(Figure content listings)
┄┄┄┄┄┄┄┄┄┄

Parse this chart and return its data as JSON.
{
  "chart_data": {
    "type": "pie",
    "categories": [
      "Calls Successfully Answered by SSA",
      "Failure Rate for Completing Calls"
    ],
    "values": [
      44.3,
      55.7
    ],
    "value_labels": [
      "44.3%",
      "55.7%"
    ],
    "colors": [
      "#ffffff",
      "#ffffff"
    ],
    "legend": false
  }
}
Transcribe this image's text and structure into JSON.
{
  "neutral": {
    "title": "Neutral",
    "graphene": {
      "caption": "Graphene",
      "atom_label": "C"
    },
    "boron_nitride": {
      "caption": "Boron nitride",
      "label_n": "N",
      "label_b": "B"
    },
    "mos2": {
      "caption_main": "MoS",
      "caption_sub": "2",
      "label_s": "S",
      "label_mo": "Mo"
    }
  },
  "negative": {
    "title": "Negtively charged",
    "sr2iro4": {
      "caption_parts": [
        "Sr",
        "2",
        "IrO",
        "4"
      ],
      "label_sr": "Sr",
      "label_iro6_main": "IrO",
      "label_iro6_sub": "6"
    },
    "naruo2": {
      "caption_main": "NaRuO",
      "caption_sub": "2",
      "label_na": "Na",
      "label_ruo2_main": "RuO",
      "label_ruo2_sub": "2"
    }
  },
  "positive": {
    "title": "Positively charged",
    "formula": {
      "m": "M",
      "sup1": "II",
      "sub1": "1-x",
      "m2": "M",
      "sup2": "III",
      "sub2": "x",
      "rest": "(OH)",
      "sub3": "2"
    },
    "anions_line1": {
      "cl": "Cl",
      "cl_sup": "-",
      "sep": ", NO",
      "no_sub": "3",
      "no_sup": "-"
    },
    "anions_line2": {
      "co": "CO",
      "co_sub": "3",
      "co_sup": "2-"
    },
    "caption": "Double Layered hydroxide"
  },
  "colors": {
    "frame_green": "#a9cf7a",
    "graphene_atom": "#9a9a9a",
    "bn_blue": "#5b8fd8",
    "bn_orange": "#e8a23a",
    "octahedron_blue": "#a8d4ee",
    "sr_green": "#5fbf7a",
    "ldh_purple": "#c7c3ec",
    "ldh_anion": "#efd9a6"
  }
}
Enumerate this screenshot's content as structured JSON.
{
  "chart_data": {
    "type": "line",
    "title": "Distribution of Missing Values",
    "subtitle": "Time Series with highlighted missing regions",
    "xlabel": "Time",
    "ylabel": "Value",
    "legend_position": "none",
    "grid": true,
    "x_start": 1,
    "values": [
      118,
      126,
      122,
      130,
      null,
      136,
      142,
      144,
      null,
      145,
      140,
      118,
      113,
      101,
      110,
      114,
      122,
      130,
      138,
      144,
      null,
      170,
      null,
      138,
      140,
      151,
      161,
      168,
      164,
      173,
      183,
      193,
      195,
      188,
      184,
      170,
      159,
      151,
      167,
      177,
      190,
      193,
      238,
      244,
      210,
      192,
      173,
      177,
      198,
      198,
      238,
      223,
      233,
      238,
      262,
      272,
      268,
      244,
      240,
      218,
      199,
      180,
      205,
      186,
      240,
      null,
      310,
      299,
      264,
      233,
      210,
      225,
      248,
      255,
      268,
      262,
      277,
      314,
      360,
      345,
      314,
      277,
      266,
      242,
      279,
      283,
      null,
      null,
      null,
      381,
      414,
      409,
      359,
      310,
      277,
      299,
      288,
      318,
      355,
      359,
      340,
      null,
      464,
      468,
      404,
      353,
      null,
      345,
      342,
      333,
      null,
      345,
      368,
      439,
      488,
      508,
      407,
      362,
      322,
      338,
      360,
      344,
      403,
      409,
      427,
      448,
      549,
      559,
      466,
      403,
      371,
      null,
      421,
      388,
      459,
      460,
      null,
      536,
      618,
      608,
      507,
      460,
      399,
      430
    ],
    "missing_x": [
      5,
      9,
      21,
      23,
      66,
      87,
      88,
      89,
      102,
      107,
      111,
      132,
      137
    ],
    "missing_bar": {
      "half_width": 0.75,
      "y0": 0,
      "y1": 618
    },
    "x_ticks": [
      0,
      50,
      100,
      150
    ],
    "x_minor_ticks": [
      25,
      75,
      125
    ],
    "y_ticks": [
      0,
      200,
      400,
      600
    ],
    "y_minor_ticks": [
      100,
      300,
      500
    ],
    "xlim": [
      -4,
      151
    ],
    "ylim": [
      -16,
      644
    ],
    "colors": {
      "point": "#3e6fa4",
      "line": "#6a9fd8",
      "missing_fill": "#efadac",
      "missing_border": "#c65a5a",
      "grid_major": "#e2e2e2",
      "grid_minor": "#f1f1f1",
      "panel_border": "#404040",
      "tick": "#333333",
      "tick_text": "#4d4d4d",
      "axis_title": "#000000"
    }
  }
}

┄┄┄┄┄┄┄┄┄┄

= PROBLEM TO SOLVE =
Check each line above for "Time" and return the ones that have it.

= TASK RESPONSE =
    "subtitle": "Time Series with highlighted missing regions",
    "xlabel": "Time",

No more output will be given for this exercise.